* begin Stored records *
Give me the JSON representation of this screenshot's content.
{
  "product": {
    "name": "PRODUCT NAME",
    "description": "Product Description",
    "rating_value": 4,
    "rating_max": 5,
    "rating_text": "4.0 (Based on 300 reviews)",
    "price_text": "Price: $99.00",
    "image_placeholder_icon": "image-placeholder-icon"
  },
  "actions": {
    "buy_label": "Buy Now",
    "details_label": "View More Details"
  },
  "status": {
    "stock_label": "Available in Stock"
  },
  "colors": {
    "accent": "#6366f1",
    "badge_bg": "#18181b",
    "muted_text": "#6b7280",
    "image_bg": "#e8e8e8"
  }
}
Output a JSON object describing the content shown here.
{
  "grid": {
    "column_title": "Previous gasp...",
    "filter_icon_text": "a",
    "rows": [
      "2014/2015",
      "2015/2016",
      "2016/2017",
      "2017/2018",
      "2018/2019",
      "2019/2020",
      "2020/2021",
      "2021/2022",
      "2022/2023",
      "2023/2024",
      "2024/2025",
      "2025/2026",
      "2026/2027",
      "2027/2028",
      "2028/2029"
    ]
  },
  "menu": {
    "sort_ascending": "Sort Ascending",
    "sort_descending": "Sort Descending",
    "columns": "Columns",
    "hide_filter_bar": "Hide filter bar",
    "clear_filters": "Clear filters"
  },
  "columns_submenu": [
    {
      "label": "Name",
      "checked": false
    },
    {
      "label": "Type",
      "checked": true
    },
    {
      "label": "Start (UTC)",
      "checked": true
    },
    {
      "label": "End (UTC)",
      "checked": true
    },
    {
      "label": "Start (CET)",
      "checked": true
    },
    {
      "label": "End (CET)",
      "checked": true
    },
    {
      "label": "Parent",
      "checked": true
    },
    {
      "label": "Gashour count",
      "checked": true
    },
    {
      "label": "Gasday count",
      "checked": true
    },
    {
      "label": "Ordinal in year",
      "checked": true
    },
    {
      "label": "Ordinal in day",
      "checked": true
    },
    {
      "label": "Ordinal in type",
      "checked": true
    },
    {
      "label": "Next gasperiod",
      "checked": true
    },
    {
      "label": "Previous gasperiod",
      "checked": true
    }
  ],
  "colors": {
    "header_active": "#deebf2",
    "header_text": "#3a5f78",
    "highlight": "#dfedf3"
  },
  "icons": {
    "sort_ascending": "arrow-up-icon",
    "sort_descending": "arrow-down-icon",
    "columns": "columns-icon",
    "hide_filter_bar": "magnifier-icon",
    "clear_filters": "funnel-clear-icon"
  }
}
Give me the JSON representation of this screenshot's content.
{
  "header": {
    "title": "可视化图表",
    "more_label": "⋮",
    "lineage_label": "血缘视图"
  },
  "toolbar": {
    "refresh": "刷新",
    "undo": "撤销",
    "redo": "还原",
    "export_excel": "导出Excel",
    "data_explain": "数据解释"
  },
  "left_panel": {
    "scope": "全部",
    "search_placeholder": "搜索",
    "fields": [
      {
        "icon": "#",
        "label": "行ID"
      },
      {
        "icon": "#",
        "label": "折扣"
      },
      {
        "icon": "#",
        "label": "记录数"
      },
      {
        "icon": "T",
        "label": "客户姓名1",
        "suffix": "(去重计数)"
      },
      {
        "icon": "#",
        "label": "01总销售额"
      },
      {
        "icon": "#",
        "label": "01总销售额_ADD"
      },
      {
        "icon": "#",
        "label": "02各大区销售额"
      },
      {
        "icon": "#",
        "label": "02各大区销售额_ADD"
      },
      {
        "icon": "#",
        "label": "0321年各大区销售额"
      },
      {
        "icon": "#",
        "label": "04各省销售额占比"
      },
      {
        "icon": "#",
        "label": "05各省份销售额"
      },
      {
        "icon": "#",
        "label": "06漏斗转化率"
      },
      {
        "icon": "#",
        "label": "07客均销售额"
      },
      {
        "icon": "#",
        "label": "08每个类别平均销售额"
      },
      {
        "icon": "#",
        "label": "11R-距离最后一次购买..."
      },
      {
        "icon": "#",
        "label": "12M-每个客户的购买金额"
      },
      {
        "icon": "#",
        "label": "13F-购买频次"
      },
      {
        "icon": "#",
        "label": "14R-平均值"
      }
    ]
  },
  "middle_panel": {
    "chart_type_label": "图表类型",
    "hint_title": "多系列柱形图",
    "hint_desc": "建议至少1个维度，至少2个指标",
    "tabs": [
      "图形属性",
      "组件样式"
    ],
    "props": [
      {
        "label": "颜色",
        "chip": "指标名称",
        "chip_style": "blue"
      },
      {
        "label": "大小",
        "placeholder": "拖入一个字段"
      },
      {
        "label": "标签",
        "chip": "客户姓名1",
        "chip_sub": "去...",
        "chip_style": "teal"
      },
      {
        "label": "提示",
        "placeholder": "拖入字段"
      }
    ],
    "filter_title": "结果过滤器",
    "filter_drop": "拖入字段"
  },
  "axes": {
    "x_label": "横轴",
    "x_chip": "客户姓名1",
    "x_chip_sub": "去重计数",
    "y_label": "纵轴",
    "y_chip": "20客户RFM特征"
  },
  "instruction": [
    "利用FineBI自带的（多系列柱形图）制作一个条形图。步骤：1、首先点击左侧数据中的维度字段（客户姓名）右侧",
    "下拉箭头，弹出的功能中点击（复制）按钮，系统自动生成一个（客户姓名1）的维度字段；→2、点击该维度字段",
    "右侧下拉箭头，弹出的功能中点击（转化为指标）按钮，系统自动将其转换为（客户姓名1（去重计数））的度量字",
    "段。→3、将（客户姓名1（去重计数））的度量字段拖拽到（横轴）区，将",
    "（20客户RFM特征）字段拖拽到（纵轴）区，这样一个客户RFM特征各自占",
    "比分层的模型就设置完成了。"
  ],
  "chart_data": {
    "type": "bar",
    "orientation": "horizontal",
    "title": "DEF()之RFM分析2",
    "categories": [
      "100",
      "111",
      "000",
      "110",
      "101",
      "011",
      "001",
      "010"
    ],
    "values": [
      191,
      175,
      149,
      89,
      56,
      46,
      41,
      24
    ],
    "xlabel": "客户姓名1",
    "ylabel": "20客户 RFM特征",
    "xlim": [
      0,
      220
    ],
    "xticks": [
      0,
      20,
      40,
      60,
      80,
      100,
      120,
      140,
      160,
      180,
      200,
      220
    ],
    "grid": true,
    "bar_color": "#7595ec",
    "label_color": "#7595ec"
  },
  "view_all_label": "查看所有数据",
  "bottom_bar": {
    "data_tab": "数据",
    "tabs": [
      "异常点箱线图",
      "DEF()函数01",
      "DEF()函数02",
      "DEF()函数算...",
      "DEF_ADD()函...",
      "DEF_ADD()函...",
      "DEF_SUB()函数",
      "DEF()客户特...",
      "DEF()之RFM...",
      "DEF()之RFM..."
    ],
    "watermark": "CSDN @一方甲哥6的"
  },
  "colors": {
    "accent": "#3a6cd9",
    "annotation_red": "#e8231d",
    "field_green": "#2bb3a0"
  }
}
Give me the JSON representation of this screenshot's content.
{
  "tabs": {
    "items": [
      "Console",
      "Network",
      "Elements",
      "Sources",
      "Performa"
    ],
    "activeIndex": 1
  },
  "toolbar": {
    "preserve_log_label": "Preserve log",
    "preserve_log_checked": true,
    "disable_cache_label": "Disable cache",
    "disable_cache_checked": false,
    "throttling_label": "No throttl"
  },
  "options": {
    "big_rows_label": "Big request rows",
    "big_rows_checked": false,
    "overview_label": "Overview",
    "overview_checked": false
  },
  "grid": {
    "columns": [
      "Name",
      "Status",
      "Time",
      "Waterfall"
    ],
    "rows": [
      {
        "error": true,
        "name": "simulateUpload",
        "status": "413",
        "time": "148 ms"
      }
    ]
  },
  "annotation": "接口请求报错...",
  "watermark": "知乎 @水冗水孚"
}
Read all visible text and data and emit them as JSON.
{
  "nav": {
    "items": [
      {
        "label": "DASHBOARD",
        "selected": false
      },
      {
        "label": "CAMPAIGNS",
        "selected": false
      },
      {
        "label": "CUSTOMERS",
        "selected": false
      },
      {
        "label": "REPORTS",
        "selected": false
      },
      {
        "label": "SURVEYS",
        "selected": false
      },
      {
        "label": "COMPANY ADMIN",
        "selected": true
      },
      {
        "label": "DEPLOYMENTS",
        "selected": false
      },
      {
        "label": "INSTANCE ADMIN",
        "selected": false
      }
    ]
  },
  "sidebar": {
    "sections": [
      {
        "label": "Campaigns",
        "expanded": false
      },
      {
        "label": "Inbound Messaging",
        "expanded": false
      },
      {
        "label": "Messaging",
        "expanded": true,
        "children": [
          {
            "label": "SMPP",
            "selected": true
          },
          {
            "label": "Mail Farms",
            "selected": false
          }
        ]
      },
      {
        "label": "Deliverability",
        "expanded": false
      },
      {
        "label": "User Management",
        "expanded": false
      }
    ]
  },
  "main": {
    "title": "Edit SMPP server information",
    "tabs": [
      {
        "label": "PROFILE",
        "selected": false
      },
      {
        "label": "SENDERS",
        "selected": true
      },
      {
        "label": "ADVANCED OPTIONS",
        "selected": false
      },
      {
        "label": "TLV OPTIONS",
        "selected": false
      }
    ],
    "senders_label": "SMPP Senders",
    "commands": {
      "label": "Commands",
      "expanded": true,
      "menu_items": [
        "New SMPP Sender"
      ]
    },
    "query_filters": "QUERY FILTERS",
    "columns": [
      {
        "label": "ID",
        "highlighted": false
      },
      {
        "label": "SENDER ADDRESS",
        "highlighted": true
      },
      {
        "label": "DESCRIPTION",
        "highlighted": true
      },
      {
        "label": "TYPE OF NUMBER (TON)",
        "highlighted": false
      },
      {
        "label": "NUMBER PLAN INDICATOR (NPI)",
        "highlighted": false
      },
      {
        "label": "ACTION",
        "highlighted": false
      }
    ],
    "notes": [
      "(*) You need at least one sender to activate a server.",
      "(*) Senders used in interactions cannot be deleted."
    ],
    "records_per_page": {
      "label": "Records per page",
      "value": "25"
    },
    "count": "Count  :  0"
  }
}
* end Stored records *
• **Set task**
Go through the material and select each line with the string "SMPP" in it.

• **Correct answer**
            "label": "SMPP",
    "title": "Edit SMPP server information",
    "senders_label": "SMPP Senders",
        "New SMPP Sender"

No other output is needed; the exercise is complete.